• Set problem
Select and reproduce each line of the listing below that bears the string "zinvol".
▬▬▬▬▬▬▬▬▬▬
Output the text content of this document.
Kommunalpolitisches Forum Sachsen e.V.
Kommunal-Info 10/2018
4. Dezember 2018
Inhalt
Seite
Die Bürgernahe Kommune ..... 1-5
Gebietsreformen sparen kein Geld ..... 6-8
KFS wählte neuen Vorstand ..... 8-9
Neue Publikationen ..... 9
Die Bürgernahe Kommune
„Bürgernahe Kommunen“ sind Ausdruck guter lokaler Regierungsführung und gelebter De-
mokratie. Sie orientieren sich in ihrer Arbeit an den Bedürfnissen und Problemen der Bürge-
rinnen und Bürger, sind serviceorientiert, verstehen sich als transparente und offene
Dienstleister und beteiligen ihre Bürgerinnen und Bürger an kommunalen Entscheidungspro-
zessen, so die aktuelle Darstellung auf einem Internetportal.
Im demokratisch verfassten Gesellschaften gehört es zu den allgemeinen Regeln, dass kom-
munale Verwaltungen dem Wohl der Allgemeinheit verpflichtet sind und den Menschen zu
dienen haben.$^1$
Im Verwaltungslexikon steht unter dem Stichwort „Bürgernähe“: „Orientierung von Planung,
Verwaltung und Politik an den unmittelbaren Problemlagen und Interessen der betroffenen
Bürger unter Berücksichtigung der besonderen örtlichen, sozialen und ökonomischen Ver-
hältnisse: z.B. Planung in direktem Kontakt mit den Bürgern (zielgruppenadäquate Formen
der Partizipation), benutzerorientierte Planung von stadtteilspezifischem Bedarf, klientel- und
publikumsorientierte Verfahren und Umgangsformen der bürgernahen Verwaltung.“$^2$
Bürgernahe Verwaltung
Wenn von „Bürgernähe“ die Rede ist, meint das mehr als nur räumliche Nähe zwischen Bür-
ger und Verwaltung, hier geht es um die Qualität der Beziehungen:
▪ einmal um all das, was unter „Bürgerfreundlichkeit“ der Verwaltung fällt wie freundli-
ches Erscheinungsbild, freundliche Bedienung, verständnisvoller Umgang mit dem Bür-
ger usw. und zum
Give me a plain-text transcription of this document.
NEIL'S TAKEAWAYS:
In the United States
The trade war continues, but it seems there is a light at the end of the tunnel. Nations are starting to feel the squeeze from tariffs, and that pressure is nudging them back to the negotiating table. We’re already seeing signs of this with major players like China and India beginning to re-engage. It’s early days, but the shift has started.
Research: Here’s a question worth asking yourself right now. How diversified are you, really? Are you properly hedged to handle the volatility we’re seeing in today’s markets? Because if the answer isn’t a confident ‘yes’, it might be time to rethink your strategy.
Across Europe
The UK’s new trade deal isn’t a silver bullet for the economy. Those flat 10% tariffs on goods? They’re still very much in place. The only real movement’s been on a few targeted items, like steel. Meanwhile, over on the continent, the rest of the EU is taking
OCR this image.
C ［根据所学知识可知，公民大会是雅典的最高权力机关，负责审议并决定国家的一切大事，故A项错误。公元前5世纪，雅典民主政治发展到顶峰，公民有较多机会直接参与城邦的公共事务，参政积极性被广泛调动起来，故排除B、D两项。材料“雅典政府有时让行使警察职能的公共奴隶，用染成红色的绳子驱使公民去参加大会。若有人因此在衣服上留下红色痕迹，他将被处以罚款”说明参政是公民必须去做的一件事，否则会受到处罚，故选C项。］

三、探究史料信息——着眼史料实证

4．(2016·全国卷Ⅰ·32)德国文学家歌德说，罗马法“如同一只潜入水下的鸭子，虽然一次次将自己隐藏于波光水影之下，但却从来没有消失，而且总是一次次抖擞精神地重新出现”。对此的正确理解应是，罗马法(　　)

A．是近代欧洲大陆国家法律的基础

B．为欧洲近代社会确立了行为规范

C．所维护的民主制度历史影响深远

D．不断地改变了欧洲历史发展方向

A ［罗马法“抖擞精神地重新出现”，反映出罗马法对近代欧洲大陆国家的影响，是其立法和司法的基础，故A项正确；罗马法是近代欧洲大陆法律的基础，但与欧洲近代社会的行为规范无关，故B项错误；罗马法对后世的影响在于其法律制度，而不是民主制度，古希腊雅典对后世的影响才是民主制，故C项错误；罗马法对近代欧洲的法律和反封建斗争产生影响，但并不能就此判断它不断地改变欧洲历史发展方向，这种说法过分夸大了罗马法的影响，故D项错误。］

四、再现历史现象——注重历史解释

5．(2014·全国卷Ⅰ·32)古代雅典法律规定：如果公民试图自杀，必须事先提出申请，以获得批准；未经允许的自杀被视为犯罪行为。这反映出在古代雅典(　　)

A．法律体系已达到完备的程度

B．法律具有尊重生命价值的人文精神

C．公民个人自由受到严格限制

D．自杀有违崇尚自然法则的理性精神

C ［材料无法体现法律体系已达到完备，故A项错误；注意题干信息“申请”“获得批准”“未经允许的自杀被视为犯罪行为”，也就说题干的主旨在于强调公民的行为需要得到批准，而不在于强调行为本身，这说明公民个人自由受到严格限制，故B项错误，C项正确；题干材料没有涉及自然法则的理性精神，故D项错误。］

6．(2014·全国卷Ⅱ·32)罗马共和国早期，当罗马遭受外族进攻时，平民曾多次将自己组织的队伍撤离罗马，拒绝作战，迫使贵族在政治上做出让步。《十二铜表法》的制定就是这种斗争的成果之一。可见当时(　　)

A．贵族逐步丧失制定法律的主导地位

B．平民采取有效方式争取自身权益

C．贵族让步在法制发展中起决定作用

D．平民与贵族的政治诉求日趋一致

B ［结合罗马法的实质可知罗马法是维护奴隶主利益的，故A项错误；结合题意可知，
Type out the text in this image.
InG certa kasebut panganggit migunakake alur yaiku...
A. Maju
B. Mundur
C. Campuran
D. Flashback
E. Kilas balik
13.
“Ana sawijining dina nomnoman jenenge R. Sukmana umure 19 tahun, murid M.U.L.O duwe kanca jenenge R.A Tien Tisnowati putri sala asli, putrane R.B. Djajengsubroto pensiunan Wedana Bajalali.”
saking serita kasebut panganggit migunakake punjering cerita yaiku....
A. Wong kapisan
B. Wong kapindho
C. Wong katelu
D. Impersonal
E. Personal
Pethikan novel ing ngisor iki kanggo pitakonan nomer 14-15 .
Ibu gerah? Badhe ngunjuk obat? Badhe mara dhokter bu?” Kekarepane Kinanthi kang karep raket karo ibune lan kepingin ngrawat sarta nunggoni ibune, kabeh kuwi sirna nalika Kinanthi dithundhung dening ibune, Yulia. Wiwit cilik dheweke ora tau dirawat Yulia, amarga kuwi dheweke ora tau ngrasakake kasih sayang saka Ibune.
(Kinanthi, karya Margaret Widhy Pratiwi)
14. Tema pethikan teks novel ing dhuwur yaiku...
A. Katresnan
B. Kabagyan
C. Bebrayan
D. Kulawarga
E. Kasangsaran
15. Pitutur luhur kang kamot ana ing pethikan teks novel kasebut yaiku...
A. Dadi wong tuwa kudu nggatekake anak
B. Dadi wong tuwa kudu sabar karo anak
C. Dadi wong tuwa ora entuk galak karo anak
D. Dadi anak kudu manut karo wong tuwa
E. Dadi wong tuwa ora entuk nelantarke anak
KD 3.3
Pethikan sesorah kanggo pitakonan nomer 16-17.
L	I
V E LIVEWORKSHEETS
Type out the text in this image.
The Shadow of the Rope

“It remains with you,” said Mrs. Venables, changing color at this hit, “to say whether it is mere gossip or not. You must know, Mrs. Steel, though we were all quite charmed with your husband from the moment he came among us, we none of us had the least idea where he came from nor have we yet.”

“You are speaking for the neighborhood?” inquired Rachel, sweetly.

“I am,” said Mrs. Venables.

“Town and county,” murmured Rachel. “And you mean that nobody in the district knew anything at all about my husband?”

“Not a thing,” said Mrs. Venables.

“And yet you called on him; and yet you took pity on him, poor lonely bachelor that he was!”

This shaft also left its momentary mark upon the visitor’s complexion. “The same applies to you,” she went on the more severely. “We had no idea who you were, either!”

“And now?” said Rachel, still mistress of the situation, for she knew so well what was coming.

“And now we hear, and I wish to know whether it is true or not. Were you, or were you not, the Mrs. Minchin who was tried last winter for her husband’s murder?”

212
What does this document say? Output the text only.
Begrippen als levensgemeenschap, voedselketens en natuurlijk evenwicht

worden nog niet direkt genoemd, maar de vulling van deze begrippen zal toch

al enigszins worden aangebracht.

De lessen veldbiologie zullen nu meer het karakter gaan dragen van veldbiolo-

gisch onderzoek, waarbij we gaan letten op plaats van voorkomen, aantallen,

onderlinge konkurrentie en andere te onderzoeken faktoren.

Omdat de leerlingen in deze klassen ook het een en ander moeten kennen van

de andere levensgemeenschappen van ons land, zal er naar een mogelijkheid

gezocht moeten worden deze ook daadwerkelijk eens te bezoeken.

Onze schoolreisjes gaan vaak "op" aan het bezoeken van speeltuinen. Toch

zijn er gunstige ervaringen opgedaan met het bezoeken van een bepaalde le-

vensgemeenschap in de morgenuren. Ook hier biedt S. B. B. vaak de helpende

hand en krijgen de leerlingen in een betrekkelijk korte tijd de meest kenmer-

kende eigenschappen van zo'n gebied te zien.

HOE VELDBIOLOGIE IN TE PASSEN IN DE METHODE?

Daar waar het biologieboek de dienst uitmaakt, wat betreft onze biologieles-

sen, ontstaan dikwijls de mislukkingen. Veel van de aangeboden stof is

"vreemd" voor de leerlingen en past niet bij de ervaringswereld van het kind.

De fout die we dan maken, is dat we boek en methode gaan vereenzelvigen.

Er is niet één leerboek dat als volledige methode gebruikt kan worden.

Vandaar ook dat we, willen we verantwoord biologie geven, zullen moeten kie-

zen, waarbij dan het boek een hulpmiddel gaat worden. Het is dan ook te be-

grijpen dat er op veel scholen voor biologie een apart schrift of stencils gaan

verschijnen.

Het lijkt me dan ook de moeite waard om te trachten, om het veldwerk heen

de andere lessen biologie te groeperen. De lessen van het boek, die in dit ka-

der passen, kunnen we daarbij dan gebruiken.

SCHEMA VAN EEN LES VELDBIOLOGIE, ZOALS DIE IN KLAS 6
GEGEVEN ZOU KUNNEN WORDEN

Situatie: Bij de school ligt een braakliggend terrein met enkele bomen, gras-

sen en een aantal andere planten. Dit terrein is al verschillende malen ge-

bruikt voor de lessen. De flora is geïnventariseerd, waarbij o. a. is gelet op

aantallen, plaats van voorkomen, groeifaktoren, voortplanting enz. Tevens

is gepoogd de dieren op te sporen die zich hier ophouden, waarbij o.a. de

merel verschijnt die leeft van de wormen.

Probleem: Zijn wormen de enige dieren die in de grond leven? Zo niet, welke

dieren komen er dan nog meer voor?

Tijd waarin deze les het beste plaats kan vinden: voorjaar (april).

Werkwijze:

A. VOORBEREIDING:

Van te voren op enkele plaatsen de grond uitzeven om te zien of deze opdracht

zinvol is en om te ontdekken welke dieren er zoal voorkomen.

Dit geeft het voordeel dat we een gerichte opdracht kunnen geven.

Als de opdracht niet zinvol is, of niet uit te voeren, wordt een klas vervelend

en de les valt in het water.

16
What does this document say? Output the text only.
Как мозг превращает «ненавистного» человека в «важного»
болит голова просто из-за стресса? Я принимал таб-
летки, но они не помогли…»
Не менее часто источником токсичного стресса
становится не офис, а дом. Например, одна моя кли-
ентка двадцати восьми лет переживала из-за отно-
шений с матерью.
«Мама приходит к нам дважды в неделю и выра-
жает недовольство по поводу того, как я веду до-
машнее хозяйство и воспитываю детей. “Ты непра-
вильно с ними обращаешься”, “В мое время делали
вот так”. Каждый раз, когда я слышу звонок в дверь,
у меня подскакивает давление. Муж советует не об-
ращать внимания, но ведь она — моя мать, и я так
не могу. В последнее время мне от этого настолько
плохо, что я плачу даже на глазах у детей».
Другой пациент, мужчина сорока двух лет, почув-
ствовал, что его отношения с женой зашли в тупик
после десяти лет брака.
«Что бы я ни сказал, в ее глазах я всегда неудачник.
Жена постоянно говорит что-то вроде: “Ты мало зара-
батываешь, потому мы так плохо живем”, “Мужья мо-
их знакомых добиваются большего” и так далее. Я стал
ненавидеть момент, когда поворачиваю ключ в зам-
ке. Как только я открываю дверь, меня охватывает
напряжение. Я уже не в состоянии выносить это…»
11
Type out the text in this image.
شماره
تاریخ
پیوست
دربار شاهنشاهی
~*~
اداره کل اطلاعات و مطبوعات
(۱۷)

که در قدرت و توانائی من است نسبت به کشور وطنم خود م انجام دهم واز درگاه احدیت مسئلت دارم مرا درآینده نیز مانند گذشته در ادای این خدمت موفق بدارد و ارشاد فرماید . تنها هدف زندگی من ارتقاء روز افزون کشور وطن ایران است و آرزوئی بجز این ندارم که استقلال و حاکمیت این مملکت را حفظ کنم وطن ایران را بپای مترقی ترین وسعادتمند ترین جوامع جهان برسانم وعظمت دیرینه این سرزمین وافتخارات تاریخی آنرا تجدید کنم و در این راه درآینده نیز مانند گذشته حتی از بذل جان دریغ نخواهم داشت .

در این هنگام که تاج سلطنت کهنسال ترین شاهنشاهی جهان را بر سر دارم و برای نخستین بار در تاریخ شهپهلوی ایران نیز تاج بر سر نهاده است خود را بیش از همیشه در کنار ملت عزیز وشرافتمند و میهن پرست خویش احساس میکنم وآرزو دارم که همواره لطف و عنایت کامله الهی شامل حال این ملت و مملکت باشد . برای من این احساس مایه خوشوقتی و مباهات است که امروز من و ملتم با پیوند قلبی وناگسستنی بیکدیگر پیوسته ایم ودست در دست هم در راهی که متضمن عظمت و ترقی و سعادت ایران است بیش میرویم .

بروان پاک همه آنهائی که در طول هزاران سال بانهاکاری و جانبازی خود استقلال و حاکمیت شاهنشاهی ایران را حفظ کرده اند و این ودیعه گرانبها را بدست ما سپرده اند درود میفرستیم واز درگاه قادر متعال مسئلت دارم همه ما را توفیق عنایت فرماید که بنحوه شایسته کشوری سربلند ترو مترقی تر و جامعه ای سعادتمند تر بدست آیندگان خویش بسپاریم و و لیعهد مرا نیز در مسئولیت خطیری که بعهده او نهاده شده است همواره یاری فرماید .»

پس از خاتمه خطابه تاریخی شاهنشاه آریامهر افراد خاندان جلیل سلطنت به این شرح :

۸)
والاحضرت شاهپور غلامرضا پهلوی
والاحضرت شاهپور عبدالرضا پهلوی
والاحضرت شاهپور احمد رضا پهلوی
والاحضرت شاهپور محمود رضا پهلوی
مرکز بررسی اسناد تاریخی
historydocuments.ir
▬▬▬▬▬▬▬▬▬▬
• Result below
zinvol is en om te ontdekken welke dieren er zoal voorkomen.
Als de opdracht niet zinvol is, of niet uit te voeren, wordt een klas vervelend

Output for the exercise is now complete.